DIRECTIONS :: From the listing below, select every line where the word "jugados" appears.

[Data excerpts]
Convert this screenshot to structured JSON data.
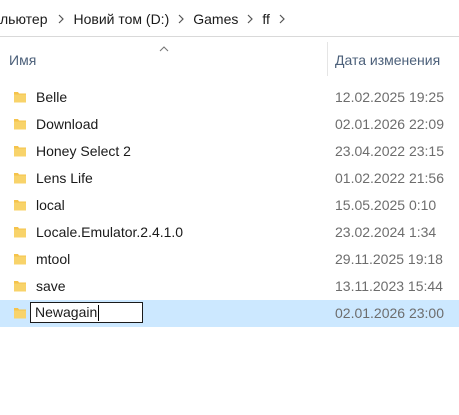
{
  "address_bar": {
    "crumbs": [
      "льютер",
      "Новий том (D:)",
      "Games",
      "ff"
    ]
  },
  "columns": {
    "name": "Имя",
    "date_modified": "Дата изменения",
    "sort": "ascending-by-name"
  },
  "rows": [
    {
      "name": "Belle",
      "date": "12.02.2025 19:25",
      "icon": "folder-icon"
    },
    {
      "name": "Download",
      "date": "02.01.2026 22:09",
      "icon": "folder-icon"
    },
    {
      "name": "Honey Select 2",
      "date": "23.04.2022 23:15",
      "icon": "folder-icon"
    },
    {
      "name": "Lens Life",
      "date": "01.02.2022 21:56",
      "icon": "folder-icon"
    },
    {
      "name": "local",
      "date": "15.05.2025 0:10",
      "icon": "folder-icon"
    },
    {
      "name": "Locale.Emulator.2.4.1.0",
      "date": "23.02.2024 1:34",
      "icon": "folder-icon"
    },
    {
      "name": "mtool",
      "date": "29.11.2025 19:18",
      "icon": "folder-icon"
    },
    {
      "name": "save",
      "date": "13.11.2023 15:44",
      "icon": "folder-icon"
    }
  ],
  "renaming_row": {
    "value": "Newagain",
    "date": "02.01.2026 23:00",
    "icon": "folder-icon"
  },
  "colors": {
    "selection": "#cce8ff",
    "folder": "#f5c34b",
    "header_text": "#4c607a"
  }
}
---
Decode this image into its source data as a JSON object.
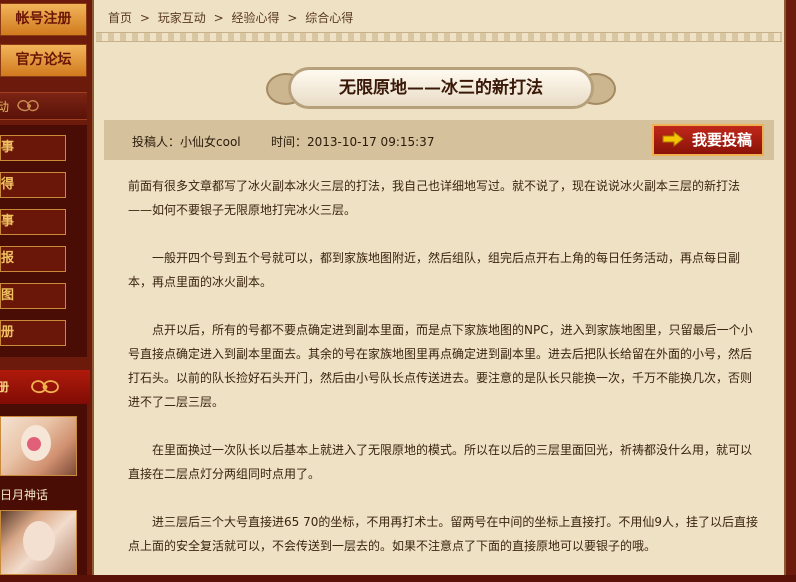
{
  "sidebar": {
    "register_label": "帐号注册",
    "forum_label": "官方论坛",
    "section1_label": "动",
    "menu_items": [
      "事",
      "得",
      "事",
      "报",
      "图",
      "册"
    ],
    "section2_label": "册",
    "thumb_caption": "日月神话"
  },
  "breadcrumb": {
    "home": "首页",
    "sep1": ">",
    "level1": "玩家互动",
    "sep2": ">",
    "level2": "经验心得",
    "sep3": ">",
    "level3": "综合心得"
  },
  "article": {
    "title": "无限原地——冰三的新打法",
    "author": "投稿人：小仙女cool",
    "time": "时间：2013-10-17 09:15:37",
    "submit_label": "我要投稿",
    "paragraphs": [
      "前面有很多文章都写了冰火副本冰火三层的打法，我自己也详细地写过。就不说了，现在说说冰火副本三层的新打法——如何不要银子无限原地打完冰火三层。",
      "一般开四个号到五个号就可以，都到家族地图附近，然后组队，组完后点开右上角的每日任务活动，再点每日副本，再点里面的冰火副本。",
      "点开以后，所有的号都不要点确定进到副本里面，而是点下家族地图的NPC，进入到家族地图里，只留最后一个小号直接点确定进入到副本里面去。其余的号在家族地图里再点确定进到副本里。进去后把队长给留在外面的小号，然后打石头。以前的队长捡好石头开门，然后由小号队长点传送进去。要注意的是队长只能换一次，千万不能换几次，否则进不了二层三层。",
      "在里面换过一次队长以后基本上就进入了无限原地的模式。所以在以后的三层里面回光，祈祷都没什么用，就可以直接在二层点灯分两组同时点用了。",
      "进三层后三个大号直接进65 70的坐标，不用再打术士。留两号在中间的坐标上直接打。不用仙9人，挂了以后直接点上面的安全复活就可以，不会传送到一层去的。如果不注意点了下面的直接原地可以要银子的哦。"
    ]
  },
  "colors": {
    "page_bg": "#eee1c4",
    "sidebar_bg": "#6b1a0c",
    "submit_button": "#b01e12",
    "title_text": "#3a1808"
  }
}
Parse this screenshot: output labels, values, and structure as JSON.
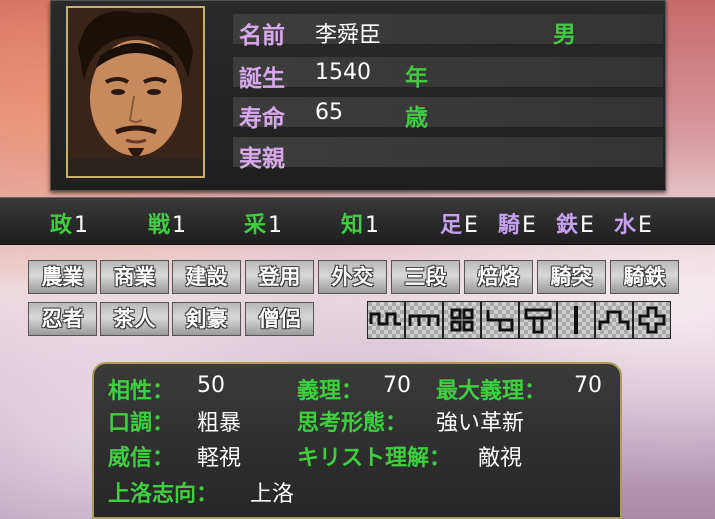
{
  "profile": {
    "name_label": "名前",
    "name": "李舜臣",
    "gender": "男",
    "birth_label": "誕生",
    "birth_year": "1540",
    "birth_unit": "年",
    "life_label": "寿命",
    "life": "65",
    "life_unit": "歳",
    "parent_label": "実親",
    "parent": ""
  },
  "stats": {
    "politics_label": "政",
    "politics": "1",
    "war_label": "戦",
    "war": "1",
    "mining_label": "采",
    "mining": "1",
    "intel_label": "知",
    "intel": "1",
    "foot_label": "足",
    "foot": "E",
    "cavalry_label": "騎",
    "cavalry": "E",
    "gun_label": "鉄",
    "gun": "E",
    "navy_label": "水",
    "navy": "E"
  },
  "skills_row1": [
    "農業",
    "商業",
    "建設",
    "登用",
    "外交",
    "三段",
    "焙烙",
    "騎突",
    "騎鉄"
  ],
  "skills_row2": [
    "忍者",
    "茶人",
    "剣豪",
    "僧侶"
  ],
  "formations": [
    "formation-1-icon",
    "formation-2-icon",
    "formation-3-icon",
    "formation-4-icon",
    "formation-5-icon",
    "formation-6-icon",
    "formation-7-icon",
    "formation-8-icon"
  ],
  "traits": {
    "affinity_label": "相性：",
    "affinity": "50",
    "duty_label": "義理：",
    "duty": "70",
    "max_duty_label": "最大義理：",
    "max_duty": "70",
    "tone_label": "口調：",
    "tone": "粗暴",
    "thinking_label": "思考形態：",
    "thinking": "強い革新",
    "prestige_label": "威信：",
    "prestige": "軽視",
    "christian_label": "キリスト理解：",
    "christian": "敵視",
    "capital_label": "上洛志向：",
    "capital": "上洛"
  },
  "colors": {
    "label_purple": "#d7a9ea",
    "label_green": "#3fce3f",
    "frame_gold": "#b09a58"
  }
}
* * *
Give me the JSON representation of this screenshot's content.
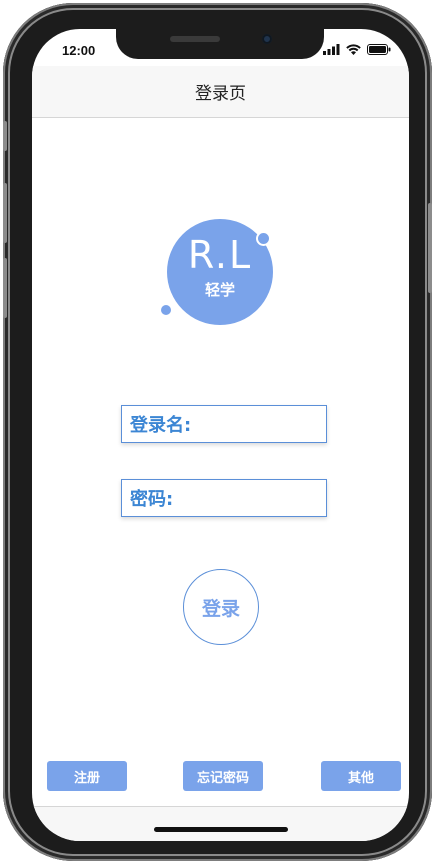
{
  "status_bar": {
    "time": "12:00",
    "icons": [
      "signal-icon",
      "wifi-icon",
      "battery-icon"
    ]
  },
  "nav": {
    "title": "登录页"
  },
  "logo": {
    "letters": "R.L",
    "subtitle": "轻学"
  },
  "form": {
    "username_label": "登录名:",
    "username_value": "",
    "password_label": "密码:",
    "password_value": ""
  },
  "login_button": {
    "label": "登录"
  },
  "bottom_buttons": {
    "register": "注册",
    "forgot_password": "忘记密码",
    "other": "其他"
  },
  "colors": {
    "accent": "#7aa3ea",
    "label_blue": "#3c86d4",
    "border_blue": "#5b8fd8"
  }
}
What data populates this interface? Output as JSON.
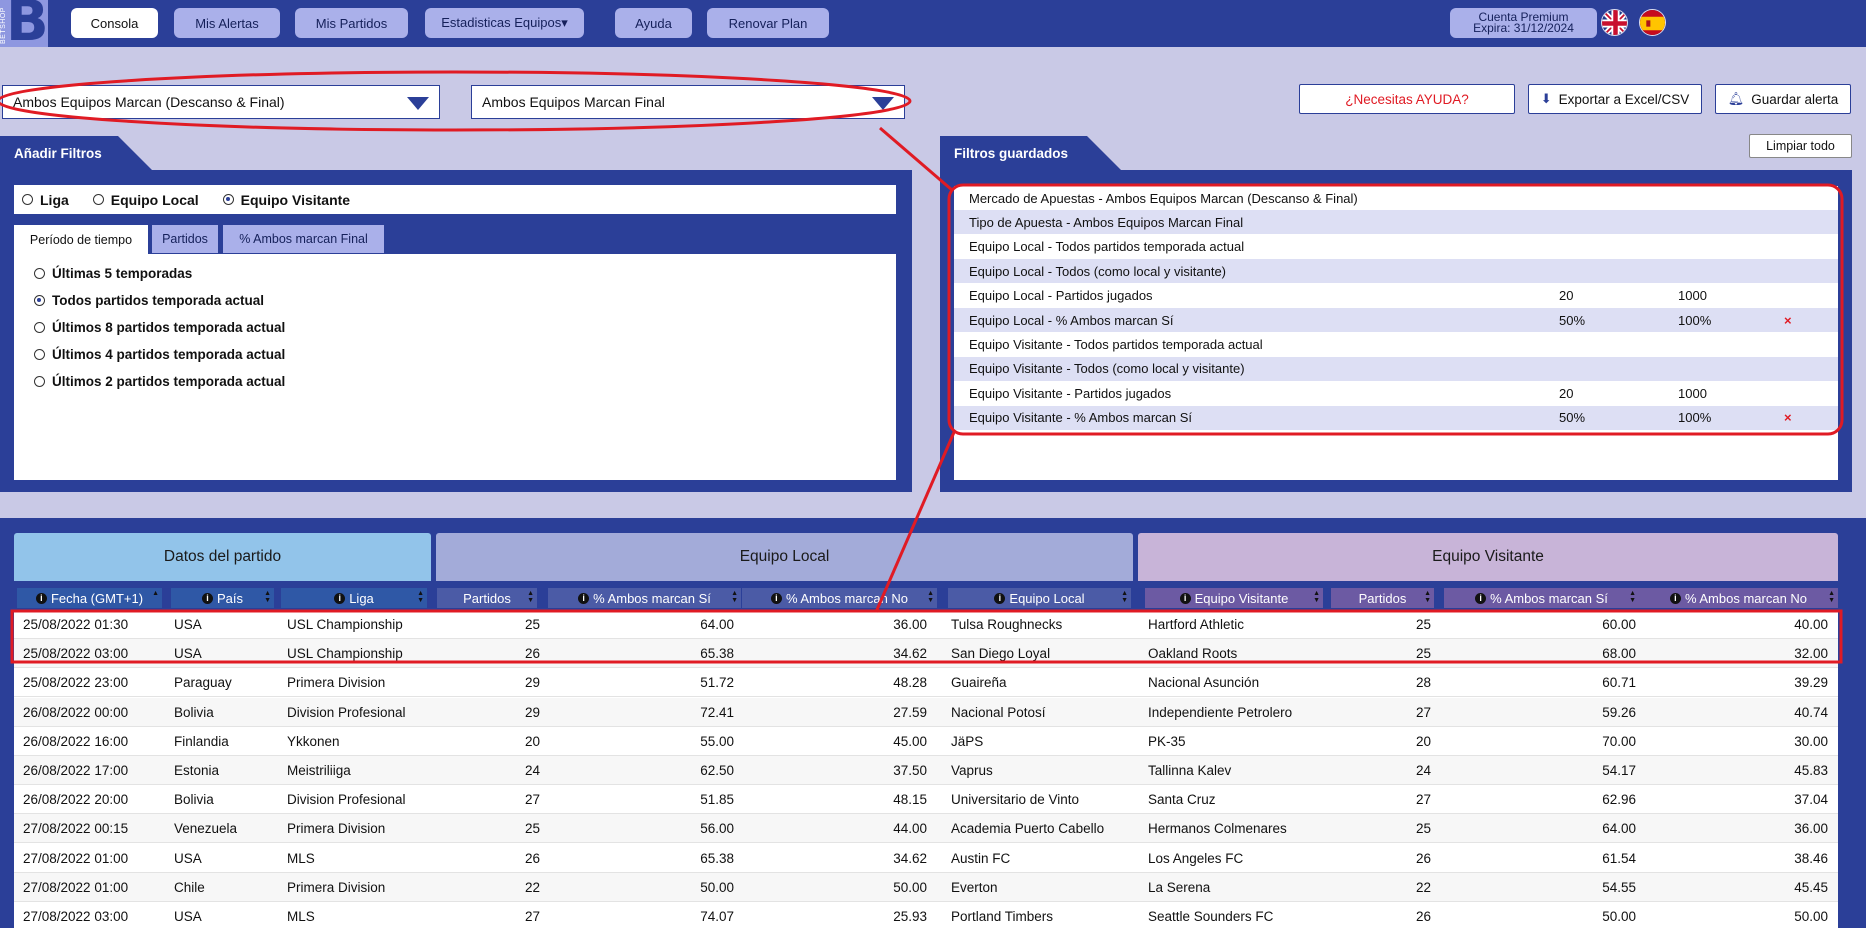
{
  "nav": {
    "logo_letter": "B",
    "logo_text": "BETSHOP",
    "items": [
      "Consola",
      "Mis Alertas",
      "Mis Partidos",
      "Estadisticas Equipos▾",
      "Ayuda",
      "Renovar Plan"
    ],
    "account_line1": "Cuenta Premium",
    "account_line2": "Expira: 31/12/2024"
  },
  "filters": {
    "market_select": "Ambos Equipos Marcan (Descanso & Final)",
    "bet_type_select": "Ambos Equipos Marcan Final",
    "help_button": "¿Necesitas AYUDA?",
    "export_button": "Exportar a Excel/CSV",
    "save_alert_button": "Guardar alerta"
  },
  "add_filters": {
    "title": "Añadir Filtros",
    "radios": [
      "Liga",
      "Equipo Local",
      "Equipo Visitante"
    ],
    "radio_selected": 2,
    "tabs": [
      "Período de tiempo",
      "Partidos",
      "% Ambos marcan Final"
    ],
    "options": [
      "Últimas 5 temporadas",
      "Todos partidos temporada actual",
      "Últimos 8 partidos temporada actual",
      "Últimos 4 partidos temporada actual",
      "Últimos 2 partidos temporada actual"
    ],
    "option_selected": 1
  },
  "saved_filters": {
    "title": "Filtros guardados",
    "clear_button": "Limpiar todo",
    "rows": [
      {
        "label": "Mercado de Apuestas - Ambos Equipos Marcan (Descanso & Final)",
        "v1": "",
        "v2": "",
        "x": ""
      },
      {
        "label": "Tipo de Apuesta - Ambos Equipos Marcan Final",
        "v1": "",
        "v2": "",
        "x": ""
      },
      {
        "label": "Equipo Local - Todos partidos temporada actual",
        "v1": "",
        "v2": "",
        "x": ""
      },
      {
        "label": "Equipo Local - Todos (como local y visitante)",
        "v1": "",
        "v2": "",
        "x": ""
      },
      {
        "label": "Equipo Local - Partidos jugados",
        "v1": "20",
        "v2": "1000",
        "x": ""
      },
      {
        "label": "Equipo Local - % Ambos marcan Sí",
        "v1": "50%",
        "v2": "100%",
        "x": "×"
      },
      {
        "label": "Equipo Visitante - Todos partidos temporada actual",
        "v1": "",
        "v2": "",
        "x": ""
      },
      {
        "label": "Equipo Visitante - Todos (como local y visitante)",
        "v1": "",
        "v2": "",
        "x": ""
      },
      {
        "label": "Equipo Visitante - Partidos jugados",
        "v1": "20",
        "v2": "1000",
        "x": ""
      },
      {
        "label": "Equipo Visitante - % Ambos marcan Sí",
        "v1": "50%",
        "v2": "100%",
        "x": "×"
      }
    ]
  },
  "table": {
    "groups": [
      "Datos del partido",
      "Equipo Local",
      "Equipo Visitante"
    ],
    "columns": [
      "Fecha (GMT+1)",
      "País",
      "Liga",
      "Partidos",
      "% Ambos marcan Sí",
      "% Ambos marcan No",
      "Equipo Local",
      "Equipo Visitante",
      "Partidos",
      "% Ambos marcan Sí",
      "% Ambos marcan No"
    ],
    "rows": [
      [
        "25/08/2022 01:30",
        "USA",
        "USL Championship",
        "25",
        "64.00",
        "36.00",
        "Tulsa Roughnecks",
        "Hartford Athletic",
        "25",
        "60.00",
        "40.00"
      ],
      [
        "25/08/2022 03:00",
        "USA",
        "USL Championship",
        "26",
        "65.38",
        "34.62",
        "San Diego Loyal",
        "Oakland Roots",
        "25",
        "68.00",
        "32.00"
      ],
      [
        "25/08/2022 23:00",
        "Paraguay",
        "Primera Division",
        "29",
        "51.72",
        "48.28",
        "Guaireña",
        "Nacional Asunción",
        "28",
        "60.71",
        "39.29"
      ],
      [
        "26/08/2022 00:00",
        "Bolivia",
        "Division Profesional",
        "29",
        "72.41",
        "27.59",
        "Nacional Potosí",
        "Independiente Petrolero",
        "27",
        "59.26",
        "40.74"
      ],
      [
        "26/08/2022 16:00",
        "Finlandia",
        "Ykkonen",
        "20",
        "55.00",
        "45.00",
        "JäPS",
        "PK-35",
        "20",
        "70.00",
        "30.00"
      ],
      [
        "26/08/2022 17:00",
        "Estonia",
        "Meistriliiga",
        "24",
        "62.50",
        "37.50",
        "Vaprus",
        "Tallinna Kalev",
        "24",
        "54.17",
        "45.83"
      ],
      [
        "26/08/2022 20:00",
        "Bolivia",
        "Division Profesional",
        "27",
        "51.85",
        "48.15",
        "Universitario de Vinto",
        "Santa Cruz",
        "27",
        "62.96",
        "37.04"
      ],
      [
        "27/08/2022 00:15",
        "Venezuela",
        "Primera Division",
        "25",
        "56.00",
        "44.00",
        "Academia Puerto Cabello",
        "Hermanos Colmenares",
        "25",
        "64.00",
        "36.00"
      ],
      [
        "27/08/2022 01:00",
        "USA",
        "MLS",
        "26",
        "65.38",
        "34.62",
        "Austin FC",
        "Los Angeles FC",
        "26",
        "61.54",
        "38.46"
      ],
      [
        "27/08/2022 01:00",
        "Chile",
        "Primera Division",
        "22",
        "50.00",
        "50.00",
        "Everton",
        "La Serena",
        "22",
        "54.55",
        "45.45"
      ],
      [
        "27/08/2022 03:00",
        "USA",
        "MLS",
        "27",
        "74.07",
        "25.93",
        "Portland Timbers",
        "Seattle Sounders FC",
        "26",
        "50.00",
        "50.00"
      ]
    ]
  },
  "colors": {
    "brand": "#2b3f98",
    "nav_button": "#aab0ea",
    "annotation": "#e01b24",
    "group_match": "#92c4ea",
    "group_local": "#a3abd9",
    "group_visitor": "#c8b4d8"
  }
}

RESPONSE TO THE TASK ::
        "label": "Equipo Local - Partidos jugados",
        "label": "Equipo Visitante - Partidos jugados",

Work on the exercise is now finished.